» Supplied text:
— START —

Café Scientifique meets this Wednesday at 7:00pm in Costa Coffee. The speaker is one of our very own - Professor Phil Hammond. Come along, & bring the family, for a good cup of coffee & an excellent discussion.

Please note that Costa management asked us to move to the more intimate rear of the shop last month, so if you look into Costa at ~7:00pm & don't see us, it's probably because we are sequestered down the back away from the noise of the cappuccino machine.

Costa Coffee, Market St, St Andrews
Wednesday 18th January 7.00pm

"The International Whaling Commission: whales, science and politics"


The IWC was established in 1946 with the aim "to provide for the proper conservation of whale stocks and thus make possible the orderly development of the whaling industry". For the first 25 years, the IWC "managed" the destruction of whale populations around Antarctica. Catches were set to try to sustain the industry and the IWC Scientific Committee's advice to reduce catches was ignored. It took the 1972 UN Conference on the Human Environment to galvanise the IWC to pursue rational management.

— END —

» Task instructions:
1. According to the Café Scientifique notice, in what year was the IWC established?
2. Carry the Café Scientifique notice forward with a few sentences that pick up after its last one.
The data that comes next is separate from the Café Scientifique notice.

» Dataset excerpt:

— START —

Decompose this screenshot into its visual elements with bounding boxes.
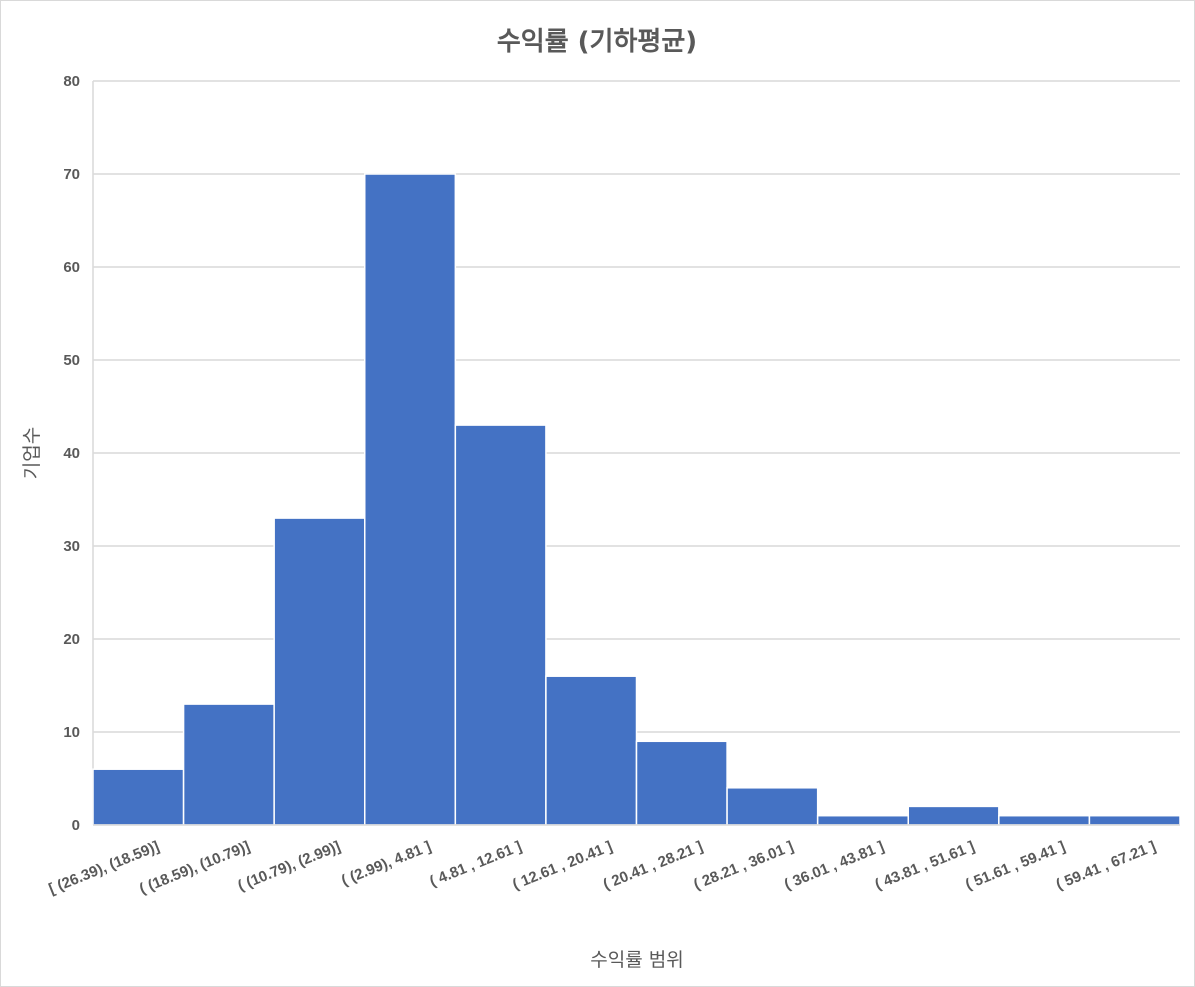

— END —

» Exercise responses:
1. 1946

2.
Problems continued however and, aided by the rapidly emerging grassroots environmental movement, a moratorium on commercial whaling came into effect in 1985. Since then, some whaling has continued under the (legal) loophole of so-called scientific whaling. The science has moved on, particularly with the development and adoption of a long-term, precautionary method of setting safe catch limits for whaling. But the IWC has reached a stalemate between countries opposed to whaling and those who support it. Furthermore, the politics is embedded in the Scientific Committee, where scientific objectivity concerning matters relating to whaling is often lacking.

Should science play any role in determining whether whale populations are hunted or not? Or is this purely an ethical issue?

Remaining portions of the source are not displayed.